=== GIVEN INFORMATION ===
<<<<

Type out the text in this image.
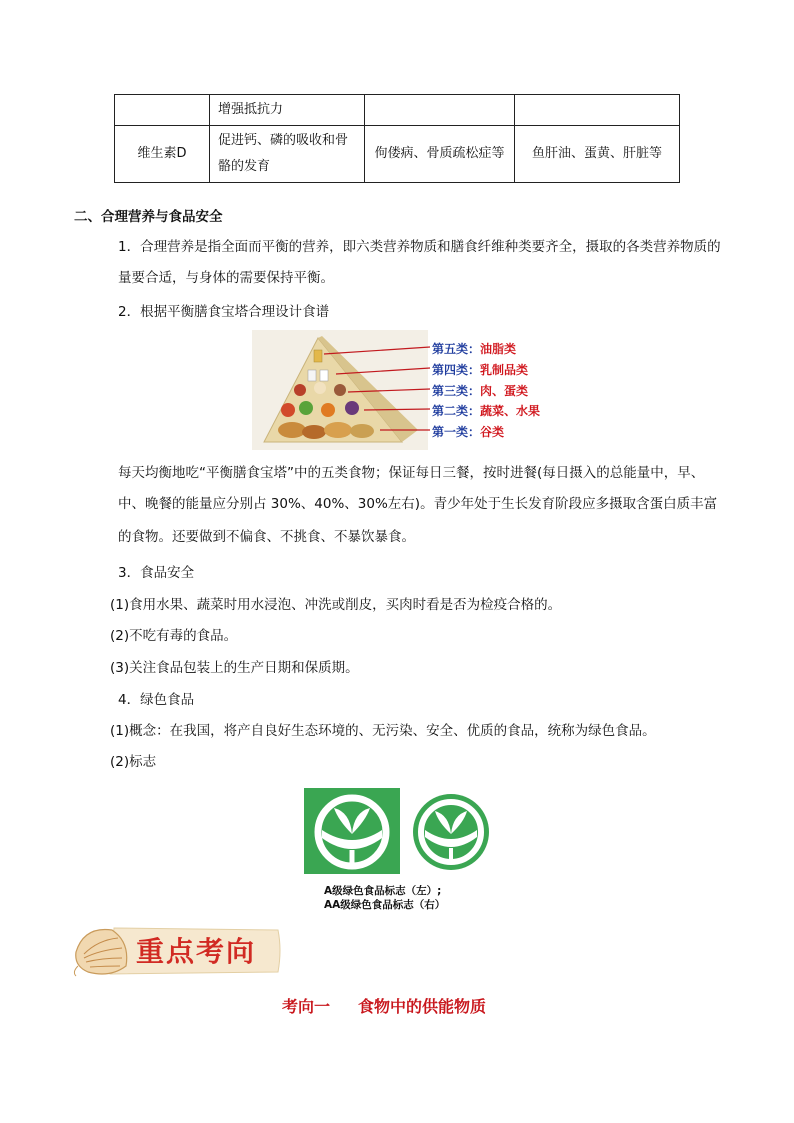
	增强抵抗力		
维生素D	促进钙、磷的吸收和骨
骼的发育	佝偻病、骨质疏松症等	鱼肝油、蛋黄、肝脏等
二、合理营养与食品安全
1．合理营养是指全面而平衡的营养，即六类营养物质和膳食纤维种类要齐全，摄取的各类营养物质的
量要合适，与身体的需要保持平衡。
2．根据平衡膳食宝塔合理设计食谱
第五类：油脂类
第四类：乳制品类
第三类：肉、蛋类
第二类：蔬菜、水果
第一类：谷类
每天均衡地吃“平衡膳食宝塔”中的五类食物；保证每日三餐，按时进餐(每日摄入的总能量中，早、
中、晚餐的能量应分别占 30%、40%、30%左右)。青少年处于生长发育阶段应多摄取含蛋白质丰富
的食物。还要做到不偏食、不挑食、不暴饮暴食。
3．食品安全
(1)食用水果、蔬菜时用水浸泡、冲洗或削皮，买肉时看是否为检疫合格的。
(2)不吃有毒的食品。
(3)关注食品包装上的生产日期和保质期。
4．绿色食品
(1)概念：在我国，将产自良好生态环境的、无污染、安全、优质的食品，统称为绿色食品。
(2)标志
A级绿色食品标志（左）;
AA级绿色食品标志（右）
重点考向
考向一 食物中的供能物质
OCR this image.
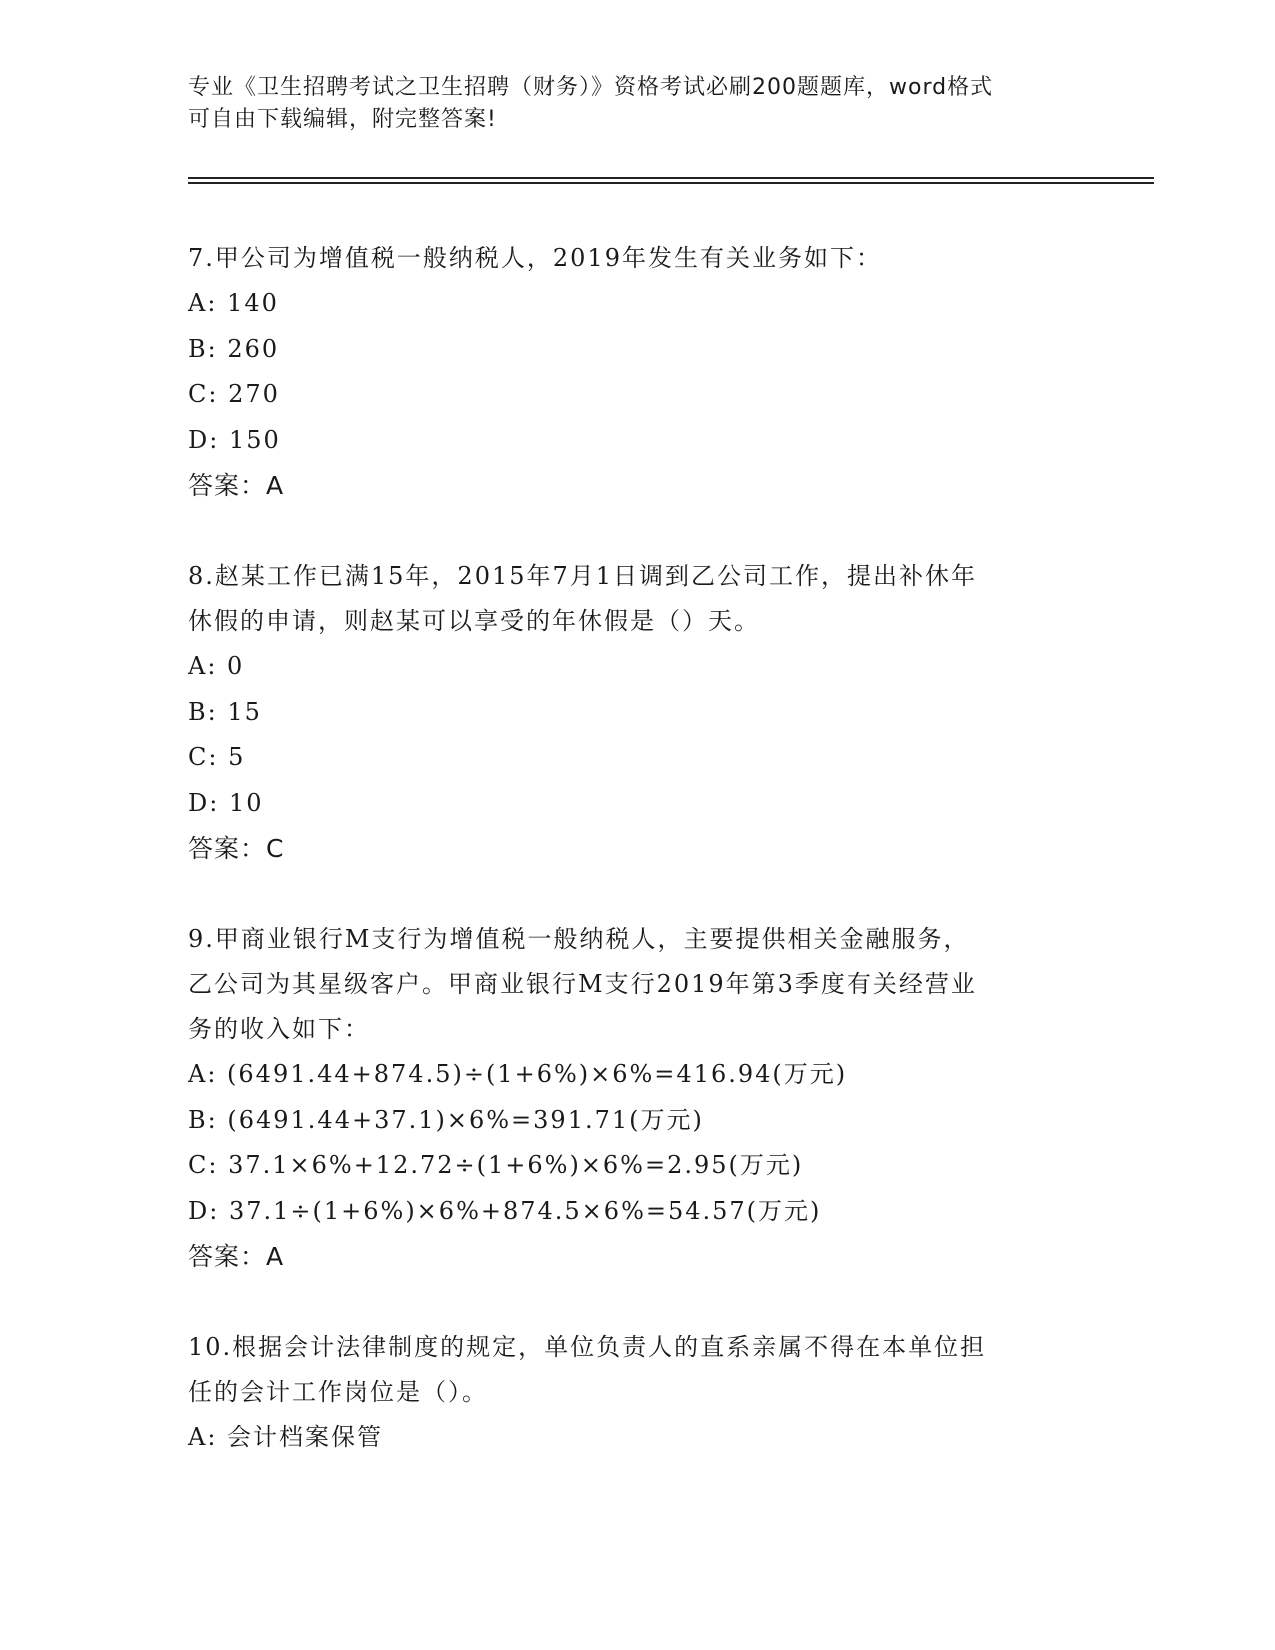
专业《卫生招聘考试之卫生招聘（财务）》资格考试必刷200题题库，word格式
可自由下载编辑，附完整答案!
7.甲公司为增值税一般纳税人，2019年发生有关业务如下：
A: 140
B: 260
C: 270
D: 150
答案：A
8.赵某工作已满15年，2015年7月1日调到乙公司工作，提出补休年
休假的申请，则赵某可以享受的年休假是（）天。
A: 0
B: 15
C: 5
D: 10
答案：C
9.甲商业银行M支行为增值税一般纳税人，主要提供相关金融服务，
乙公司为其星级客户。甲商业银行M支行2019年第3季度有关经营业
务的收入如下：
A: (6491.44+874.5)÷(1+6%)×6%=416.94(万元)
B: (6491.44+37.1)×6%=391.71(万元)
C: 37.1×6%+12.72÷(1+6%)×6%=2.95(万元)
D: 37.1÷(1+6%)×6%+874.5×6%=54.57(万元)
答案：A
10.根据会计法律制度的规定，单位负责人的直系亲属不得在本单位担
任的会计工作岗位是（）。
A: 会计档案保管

>>>>

Make an exact copy of all the material, but keep the pictures out of it.

Type out the text in this image.
	增强抵抗力		
维生素D	促进钙、磷的吸收和骨
骼的发育	佝偻病、骨质疏松症等	鱼肝油、蛋黄、肝脏等
二、合理营养与食品安全
1．合理营养是指全面而平衡的营养，即六类营养物质和膳食纤维种类要齐全，摄取的各类营养物质的
量要合适，与身体的需要保持平衡。
2．根据平衡膳食宝塔合理设计食谱
第五类：油脂类
第四类：乳制品类
第三类：肉、蛋类
第二类：蔬菜、水果
第一类：谷类
每天均衡地吃“平衡膳食宝塔”中的五类食物；保证每日三餐，按时进餐(每日摄入的总能量中，早、
中、晚餐的能量应分别占 30%、40%、30%左右)。青少年处于生长发育阶段应多摄取含蛋白质丰富
的食物。还要做到不偏食、不挑食、不暴饮暴食。
3．食品安全
(1)食用水果、蔬菜时用水浸泡、冲洗或削皮，买肉时看是否为检疫合格的。
(2)不吃有毒的食品。
(3)关注食品包装上的生产日期和保质期。
4．绿色食品
(1)概念：在我国，将产自良好生态环境的、无污染、安全、优质的食品，统称为绿色食品。
(2)标志
A级绿色食品标志（左）;
AA级绿色食品标志（右）
重点考向
考向一 食物中的供能物质
OCR this image.
专业《卫生招聘考试之卫生招聘（财务）》资格考试必刷200题题库，word格式
可自由下载编辑，附完整答案!
7.甲公司为增值税一般纳税人，2019年发生有关业务如下：
A: 140
B: 260
C: 270
D: 150
答案：A
8.赵某工作已满15年，2015年7月1日调到乙公司工作，提出补休年
休假的申请，则赵某可以享受的年休假是（）天。
A: 0
B: 15
C: 5
D: 10
答案：C
9.甲商业银行M支行为增值税一般纳税人，主要提供相关金融服务，
乙公司为其星级客户。甲商业银行M支行2019年第3季度有关经营业
务的收入如下：
A: (6491.44+874.5)÷(1+6%)×6%=416.94(万元)
B: (6491.44+37.1)×6%=391.71(万元)
C: 37.1×6%+12.72÷(1+6%)×6%=2.95(万元)
D: 37.1÷(1+6%)×6%+874.5×6%=54.57(万元)
答案：A
10.根据会计法律制度的规定，单位负责人的直系亲属不得在本单位担
任的会计工作岗位是（）。
A: 会计档案保管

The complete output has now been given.